START

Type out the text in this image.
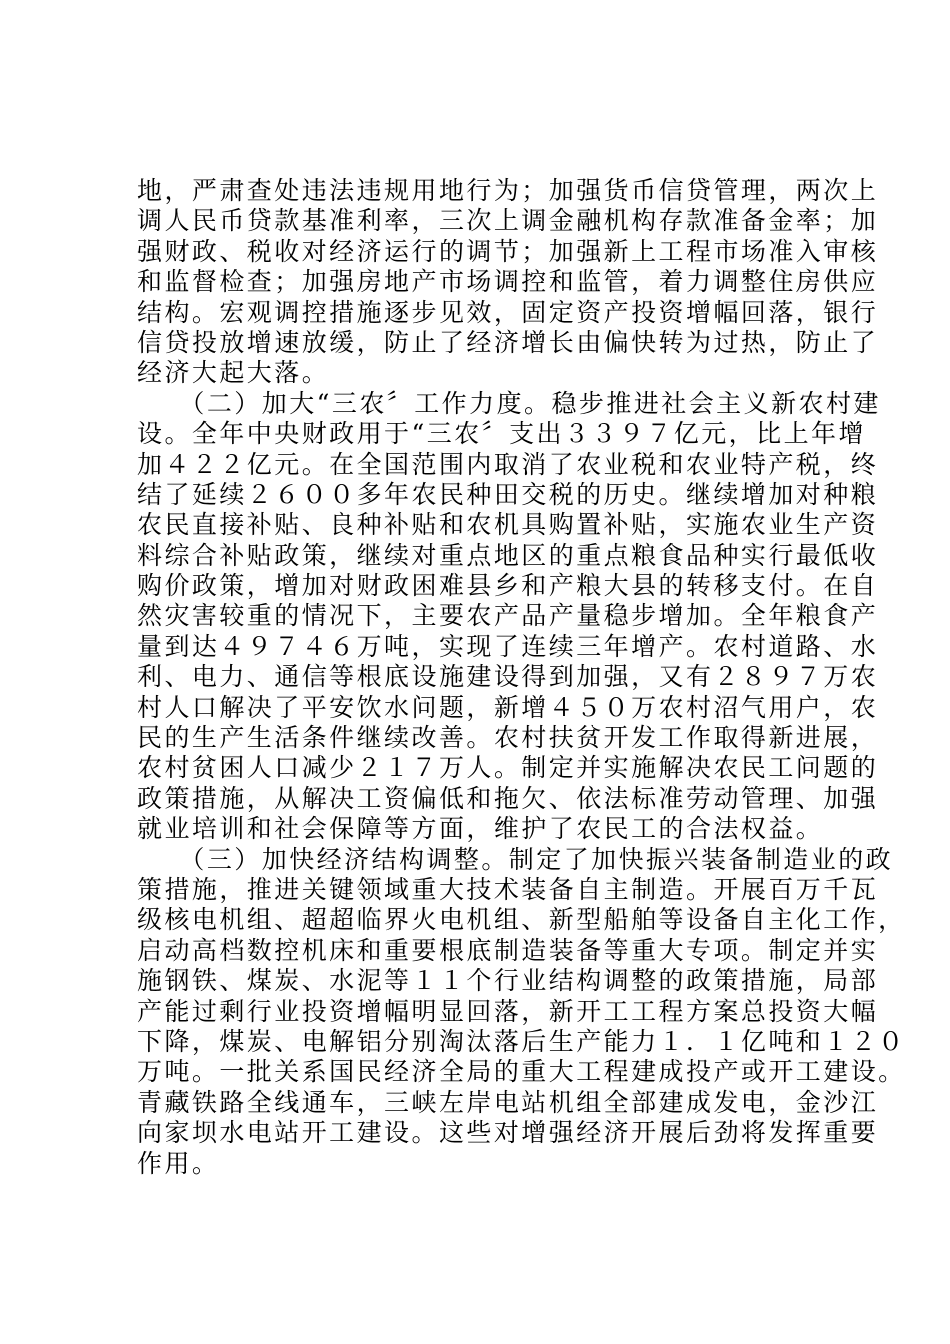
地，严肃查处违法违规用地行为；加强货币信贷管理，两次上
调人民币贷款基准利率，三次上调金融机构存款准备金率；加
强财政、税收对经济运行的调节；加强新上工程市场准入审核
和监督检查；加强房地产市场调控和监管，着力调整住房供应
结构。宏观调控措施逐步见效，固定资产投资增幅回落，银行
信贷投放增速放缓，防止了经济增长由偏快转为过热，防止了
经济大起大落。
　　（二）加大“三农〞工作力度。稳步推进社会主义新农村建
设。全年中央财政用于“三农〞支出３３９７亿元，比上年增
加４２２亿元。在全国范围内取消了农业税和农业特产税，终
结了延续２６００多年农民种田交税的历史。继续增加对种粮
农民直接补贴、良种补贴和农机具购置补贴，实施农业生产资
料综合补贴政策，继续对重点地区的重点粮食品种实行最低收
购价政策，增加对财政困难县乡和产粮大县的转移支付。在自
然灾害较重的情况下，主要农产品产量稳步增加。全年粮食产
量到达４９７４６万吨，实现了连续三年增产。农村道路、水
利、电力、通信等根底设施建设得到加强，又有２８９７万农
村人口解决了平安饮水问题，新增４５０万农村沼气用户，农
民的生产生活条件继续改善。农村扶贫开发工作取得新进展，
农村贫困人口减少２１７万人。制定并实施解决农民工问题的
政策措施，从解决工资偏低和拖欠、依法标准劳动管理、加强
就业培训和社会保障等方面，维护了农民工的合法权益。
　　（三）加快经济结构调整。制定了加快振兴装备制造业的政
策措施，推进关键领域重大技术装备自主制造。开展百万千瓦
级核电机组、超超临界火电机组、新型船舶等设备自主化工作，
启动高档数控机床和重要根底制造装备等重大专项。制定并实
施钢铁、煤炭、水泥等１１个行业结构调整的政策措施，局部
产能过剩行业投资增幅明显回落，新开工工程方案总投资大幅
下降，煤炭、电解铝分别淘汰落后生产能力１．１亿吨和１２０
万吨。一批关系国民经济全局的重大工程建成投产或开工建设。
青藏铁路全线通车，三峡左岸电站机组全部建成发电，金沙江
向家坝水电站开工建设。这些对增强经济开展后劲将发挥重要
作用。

END
START

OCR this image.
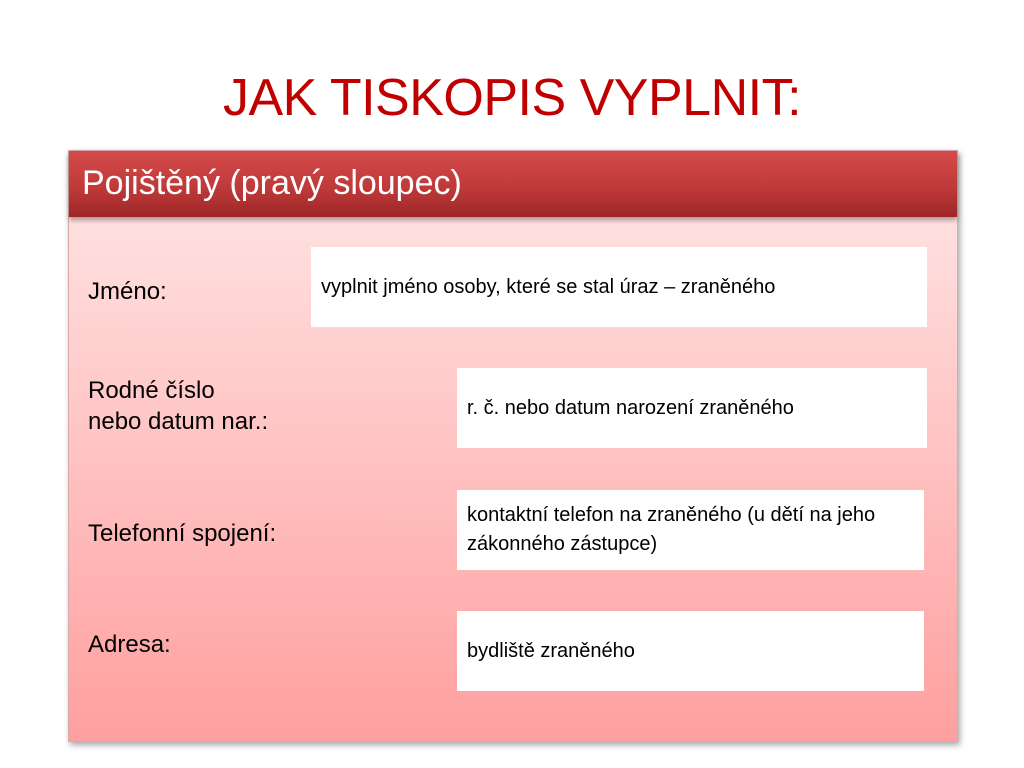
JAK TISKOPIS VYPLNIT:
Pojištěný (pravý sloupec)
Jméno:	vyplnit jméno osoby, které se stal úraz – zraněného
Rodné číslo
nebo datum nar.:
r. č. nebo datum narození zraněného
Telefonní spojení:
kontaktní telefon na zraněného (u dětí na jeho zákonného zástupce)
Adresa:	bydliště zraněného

END
START

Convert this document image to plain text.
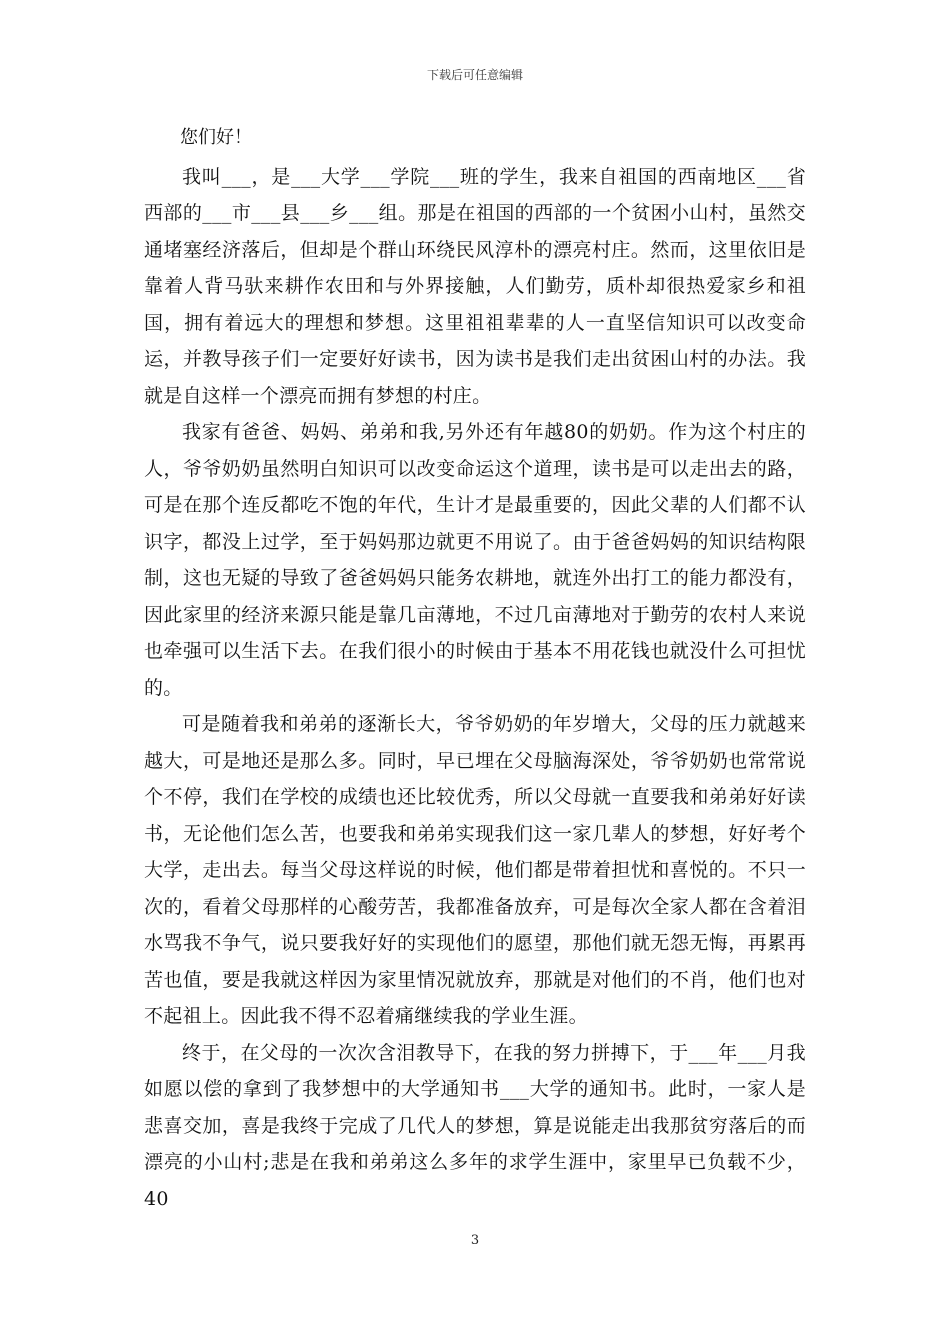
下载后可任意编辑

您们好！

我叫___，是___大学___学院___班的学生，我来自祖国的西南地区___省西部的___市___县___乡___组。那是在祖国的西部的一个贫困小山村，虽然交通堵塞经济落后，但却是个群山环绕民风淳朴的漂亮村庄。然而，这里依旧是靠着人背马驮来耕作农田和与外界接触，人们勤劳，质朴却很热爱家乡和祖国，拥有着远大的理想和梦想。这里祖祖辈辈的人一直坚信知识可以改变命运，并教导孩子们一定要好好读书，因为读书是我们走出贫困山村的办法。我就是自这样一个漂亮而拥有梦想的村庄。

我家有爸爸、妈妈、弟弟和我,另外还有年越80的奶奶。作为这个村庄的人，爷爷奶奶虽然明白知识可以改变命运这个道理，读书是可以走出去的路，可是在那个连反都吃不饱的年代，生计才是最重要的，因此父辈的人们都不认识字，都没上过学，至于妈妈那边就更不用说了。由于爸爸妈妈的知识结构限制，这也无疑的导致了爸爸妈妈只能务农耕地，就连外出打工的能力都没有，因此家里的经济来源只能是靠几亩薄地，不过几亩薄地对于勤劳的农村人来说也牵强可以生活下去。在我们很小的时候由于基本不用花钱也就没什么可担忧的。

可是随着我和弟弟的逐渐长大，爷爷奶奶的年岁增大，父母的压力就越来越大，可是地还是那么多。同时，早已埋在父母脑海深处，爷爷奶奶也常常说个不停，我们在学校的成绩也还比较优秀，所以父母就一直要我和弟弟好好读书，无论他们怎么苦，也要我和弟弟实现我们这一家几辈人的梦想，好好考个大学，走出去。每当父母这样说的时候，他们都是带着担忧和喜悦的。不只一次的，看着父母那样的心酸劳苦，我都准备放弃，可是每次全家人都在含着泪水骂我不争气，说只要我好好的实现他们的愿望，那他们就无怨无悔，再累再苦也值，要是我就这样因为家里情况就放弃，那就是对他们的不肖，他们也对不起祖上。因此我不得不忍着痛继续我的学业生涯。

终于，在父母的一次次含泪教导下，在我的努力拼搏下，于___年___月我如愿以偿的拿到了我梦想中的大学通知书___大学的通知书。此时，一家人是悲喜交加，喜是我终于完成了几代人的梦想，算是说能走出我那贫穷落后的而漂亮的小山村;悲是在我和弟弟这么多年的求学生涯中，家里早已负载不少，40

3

END

▶ **TASK BRIEF**
Return each line with "datum".

▶ **WRITTEN REPLY**
nebo datum nar.:
r. č. nebo datum narození zraněného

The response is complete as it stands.